*** Recorded information

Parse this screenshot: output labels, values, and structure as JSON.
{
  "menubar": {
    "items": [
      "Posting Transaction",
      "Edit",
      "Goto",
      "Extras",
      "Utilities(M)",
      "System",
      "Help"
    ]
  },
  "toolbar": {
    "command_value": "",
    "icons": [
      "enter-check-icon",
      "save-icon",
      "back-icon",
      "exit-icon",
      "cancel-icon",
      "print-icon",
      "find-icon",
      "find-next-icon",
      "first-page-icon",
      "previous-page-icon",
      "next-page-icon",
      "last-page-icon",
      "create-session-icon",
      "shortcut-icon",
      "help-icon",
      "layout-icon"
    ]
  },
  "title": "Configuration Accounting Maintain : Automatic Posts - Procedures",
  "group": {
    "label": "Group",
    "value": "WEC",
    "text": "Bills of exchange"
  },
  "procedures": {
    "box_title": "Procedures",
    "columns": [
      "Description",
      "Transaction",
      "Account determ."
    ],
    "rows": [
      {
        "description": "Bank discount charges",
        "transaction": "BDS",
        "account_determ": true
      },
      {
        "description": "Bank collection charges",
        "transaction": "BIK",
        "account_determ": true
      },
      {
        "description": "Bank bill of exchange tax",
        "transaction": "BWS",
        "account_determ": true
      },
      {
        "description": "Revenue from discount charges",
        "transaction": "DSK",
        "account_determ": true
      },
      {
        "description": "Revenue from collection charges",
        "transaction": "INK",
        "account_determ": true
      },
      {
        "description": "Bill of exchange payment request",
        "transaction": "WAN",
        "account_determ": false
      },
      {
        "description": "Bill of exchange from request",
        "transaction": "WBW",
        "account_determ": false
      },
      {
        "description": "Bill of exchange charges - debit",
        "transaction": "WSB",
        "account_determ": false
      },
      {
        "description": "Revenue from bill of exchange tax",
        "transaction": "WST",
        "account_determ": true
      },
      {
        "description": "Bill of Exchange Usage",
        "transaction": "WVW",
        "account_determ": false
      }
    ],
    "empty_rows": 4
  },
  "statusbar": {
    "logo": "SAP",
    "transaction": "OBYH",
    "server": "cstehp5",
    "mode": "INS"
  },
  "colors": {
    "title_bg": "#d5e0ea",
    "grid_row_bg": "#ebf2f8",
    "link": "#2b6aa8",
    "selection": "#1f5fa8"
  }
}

******

### Work to be completed
Copy the material above, line for line.

### The result
Parse this screenshot: output labels, values, and structure as JSON.
{
  "menubar": {
    "items": [
      "Posting Transaction",
      "Edit",
      "Goto",
      "Extras",
      "Utilities(M)",
      "System",
      "Help"
    ]
  },
  "toolbar": {
    "command_value": "",
    "icons": [
      "enter-check-icon",
      "save-icon",
      "back-icon",
      "exit-icon",
      "cancel-icon",
      "print-icon",
      "find-icon",
      "find-next-icon",
      "first-page-icon",
      "previous-page-icon",
      "next-page-icon",
      "last-page-icon",
      "create-session-icon",
      "shortcut-icon",
      "help-icon",
      "layout-icon"
    ]
  },
  "title": "Configuration Accounting Maintain : Automatic Posts - Procedures",
  "group": {
    "label": "Group",
    "value": "WEC",
    "text": "Bills of exchange"
  },
  "procedures": {
    "box_title": "Procedures",
    "columns": [
      "Description",
      "Transaction",
      "Account determ."
    ],
    "rows": [
      {
        "description": "Bank discount charges",
        "transaction": "BDS",
        "account_determ": true
      },
      {
        "description": "Bank collection charges",
        "transaction": "BIK",
        "account_determ": true
      },
      {
        "description": "Bank bill of exchange tax",
        "transaction": "BWS",
        "account_determ": true
      },
      {
        "description": "Revenue from discount charges",
        "transaction": "DSK",
        "account_determ": true
      },
      {
        "description": "Revenue from collection charges",
        "transaction": "INK",
        "account_determ": true
      },
      {
        "description": "Bill of exchange payment request",
        "transaction": "WAN",
        "account_determ": false
      },
      {
        "description": "Bill of exchange from request",
        "transaction": "WBW",
        "account_determ": false
      },
      {
        "description": "Bill of exchange charges - debit",
        "transaction": "WSB",
        "account_determ": false
      },
      {
        "description": "Revenue from bill of exchange tax",
        "transaction": "WST",
        "account_determ": true
      },
      {
        "description": "Bill of Exchange Usage",
        "transaction": "WVW",
        "account_determ": false
      }
    ],
    "empty_rows": 4
  },
  "statusbar": {
    "logo": "SAP",
    "transaction": "OBYH",
    "server": "cstehp5",
    "mode": "INS"
  },
  "colors": {
    "title_bg": "#d5e0ea",
    "grid_row_bg": "#ebf2f8",
    "link": "#2b6aa8",
    "selection": "#1f5fa8"
  }
}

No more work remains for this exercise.